Problem to work on: Copy the records below line for line, leaving out the pictures.

The data:
-- Start --

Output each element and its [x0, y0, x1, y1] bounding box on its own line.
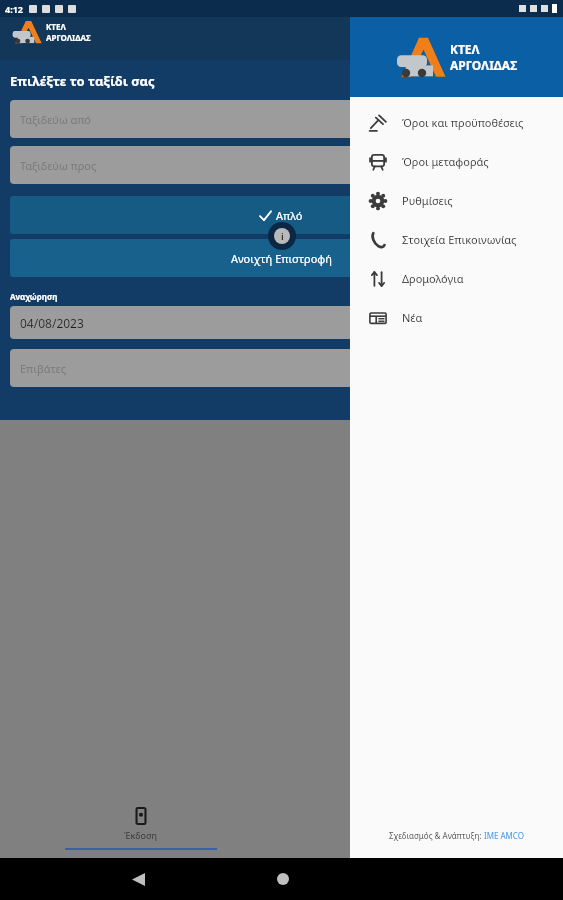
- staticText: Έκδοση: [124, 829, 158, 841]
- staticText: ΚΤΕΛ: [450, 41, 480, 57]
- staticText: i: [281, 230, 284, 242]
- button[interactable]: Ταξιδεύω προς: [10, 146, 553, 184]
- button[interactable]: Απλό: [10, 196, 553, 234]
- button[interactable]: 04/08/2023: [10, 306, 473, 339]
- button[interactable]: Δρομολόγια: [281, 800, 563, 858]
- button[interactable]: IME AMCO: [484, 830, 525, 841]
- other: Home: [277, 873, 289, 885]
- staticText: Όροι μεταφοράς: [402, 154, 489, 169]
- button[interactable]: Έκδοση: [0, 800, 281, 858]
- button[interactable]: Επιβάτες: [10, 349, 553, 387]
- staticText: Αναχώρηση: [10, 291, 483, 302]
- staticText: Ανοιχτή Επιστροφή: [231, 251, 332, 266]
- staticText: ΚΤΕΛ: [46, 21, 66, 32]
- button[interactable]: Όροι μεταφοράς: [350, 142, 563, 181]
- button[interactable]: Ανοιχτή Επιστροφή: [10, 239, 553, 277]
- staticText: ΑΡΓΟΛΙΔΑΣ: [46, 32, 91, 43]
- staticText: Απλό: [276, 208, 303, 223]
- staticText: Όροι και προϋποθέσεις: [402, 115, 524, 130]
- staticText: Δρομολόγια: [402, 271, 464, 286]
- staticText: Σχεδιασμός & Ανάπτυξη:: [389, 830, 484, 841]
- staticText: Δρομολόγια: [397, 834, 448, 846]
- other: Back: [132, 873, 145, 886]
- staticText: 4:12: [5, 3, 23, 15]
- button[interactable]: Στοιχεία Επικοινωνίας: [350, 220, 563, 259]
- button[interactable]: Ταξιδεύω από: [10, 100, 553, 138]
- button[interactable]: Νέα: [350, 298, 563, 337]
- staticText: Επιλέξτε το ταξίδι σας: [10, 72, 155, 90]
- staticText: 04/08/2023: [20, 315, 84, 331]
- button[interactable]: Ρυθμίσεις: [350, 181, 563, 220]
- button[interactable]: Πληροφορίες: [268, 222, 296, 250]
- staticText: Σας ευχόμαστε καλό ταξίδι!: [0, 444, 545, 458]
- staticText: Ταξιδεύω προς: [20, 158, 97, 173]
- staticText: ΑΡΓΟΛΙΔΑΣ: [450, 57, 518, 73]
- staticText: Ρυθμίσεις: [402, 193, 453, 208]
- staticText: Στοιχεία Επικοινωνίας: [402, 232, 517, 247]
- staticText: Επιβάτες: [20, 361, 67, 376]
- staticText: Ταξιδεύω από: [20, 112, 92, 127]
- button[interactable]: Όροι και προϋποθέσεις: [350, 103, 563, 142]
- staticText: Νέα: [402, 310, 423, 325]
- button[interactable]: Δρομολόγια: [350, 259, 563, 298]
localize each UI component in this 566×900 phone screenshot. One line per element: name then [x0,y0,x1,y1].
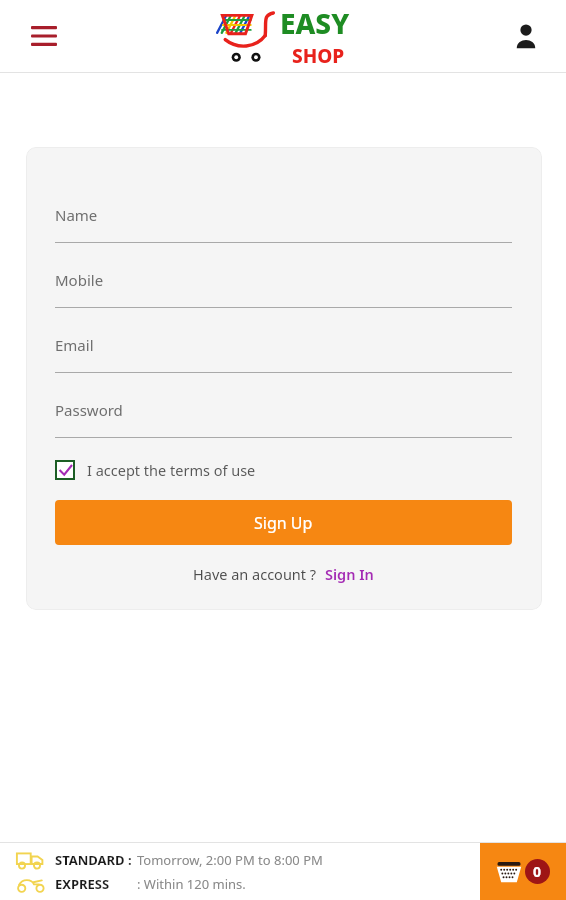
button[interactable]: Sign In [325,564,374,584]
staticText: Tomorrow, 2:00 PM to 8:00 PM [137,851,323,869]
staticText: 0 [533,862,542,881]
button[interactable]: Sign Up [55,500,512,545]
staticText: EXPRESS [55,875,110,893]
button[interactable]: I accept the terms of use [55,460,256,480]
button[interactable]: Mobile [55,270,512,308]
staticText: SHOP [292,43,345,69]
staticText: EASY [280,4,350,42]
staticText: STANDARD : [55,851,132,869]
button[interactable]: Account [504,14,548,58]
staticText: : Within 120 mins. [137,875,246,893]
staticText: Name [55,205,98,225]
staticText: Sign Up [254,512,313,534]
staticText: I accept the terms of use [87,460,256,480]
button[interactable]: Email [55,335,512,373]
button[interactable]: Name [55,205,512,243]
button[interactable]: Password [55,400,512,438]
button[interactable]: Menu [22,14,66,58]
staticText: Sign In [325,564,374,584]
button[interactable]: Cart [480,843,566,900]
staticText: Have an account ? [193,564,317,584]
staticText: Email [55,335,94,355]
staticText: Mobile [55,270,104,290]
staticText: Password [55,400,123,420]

-- End --

Correct output:
Output each element and its [x0, y0, x1, y1] bounding box on its own line.
- staticText: Έκδοση: [124, 829, 158, 841]
- staticText: ΚΤΕΛ: [450, 41, 480, 57]
- staticText: i: [281, 230, 284, 242]
- button[interactable]: Ταξιδεύω προς: [10, 146, 553, 184]
- button[interactable]: Απλό: [10, 196, 553, 234]
- button[interactable]: 04/08/2023: [10, 306, 473, 339]
- button[interactable]: Δρομολόγια: [281, 800, 563, 858]
- button[interactable]: IME AMCO: [484, 830, 525, 841]
- other: Home: [277, 873, 289, 885]
- staticText: Όροι μεταφοράς: [402, 154, 489, 169]
- button[interactable]: Έκδοση: [0, 800, 281, 858]
- button[interactable]: Επιβάτες: [10, 349, 553, 387]
- staticText: Αναχώρηση: [10, 291, 483, 302]
- staticText: Ανοιχτή Επιστροφή: [231, 251, 332, 266]
- staticText: ΚΤΕΛ: [46, 21, 66, 32]
- button[interactable]: Όροι μεταφοράς: [350, 142, 563, 181]
- button[interactable]: Ανοιχτή Επιστροφή: [10, 239, 553, 277]
- staticText: ΑΡΓΟΛΙΔΑΣ: [46, 32, 91, 43]
- staticText: Απλό: [276, 208, 303, 223]
- staticText: Όροι και προϋποθέσεις: [402, 115, 524, 130]
- staticText: Δρομολόγια: [402, 271, 464, 286]
- staticText: Σχεδιασμός & Ανάπτυξη:: [389, 830, 484, 841]
- staticText: Δρομολόγια: [397, 834, 448, 846]
- other: Back: [132, 873, 145, 886]
- staticText: 4:12: [5, 3, 23, 15]
- button[interactable]: Στοιχεία Επικοινωνίας: [350, 220, 563, 259]
- button[interactable]: Ταξιδεύω από: [10, 100, 553, 138]
- button[interactable]: Νέα: [350, 298, 563, 337]
- staticText: Επιλέξτε το ταξίδι σας: [10, 72, 155, 90]
- staticText: 04/08/2023: [20, 315, 84, 331]
- button[interactable]: Ρυθμίσεις: [350, 181, 563, 220]
- button[interactable]: Πληροφορίες: [268, 222, 296, 250]
- staticText: Σας ευχόμαστε καλό ταξίδι!: [0, 444, 545, 458]
- staticText: Ταξιδεύω προς: [20, 158, 97, 173]
- staticText: ΑΡΓΟΛΙΔΑΣ: [450, 57, 518, 73]
- staticText: Ρυθμίσεις: [402, 193, 453, 208]
- staticText: Στοιχεία Επικοινωνίας: [402, 232, 517, 247]
- staticText: Επιβάτες: [20, 361, 67, 376]
- staticText: Ταξιδεύω από: [20, 112, 92, 127]
- button[interactable]: Όροι και προϋποθέσεις: [350, 103, 563, 142]
- staticText: Νέα: [402, 310, 423, 325]
- button[interactable]: Δρομολόγια: [350, 259, 563, 298]
localize each UI component in this 566×900 phone screenshot. One line per element: name then [x0,y0,x1,y1].
button[interactable]: Sign In [325,564,374,584]
staticText: Tomorrow, 2:00 PM to 8:00 PM [137,851,323,869]
staticText: 0 [533,862,542,881]
button[interactable]: Sign Up [55,500,512,545]
staticText: EXPRESS [55,875,110,893]
button[interactable]: I accept the terms of use [55,460,256,480]
button[interactable]: Mobile [55,270,512,308]
staticText: SHOP [292,43,345,69]
staticText: EASY [280,4,350,42]
staticText: STANDARD : [55,851,132,869]
button[interactable]: Account [504,14,548,58]
staticText: : Within 120 mins. [137,875,246,893]
staticText: Name [55,205,98,225]
staticText: Sign Up [254,512,313,534]
staticText: I accept the terms of use [87,460,256,480]
button[interactable]: Email [55,335,512,373]
button[interactable]: Name [55,205,512,243]
button[interactable]: Password [55,400,512,438]
button[interactable]: Menu [22,14,66,58]
staticText: Sign In [325,564,374,584]
button[interactable]: Cart [480,843,566,900]
staticText: Have an account ? [193,564,317,584]
staticText: Email [55,335,94,355]
staticText: Mobile [55,270,104,290]
staticText: Password [55,400,123,420]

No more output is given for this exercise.